_Text segment:_
Putting the Tyra in Tyrant
Did I happen to mention that the creator and producer and star and featured product placement and alpha and omega of this show is Tyra Banks? Lest we forget for a moment who the real Top Model is around here, the show begins with a photo montage of Tyra, displaying her evolution from splotchy prepubescent to Sport’s Illustrated supermodel. She barks out in drill sergeant tones about the “hard work, talent, and passion” it takes to become a top model and “I worked my butt off to make it to the top in the modeling industry so I know exactly what it takes to make a star”. Now don’t get me wrong, I loves me some Tyra, but c’mon already! There is a brief mention of last season’s winner, Adrianne, but Tyra mentions that this business moves fast, and she has gone on to select twelve new finalists of diverse sizes, styles, ethnicities, and origins from a nationwide search for the freshest faces of fashion.

_Record excerpts:_
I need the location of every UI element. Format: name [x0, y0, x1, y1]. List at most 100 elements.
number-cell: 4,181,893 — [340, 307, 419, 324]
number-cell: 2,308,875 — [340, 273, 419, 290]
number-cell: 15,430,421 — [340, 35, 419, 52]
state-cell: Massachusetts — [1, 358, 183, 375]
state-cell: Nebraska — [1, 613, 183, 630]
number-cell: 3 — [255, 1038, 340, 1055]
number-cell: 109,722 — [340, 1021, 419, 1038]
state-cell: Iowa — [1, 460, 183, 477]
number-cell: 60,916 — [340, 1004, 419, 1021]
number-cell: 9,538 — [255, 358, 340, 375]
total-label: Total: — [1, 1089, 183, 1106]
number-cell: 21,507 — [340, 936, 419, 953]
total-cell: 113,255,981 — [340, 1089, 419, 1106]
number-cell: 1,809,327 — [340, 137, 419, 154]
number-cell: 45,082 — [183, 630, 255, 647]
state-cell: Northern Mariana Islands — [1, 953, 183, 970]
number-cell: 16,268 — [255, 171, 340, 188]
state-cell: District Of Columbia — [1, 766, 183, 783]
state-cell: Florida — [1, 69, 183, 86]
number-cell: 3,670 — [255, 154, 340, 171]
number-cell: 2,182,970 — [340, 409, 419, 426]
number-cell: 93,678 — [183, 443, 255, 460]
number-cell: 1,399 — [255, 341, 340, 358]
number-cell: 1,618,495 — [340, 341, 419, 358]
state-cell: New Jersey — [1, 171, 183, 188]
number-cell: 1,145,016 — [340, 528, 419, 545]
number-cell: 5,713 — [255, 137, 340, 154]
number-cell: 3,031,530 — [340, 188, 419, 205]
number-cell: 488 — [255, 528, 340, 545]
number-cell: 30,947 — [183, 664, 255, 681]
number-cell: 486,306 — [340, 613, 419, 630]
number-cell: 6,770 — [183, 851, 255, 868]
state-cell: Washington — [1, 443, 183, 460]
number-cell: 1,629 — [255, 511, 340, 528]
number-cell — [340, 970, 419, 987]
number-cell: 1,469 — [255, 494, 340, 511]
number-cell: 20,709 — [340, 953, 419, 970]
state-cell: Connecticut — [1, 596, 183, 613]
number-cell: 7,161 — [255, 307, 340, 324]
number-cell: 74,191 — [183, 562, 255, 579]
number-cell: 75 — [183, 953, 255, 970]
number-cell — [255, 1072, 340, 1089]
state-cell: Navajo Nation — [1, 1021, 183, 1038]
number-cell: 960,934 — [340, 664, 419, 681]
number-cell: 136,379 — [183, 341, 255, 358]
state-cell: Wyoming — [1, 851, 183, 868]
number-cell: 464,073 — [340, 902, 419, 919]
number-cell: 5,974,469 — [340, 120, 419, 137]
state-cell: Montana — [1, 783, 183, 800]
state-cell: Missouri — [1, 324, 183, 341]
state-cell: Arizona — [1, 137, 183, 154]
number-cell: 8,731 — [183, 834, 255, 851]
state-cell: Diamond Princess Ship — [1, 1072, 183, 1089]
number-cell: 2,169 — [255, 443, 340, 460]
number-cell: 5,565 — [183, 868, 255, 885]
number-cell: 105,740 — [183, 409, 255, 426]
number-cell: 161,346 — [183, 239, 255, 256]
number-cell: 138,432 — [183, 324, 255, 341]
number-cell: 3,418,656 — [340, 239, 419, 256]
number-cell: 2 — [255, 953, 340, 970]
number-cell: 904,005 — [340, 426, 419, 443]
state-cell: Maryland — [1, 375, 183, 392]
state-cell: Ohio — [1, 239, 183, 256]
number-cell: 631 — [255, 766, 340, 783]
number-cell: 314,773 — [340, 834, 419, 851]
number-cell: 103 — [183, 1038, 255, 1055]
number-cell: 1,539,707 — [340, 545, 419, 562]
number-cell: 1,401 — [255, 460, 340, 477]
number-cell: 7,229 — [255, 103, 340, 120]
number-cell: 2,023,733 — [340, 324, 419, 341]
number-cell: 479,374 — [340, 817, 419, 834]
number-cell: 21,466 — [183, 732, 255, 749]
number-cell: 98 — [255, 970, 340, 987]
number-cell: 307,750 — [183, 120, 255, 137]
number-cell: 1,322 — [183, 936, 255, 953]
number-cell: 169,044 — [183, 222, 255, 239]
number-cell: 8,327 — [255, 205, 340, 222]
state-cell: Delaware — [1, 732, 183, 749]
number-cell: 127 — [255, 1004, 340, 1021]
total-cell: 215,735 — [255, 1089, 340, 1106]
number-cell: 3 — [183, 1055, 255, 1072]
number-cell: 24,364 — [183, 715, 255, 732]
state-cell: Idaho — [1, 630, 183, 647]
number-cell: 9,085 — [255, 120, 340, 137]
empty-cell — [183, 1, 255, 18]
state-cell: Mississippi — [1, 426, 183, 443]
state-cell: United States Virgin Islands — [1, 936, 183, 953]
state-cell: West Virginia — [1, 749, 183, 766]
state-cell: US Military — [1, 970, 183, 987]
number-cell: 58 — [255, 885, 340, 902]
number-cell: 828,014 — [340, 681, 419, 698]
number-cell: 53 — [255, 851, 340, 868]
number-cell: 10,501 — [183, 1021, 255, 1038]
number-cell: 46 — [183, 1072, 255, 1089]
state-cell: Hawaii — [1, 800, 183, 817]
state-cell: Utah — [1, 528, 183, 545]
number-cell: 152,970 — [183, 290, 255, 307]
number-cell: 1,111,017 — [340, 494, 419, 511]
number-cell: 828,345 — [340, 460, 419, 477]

_Do this:_
Answer from the text headed "Putting the Tyra in Tyrant":
(a) Which three things does Tyra say it takes to become a top model?
(b) Who is named as last season's winner?
(c) How many new finalists are selected, and from what kind of search?

_Output:_
(a) Hard work, talent, and passion.
(b) Adrianne.
(c) Twelve, from a nationwide search.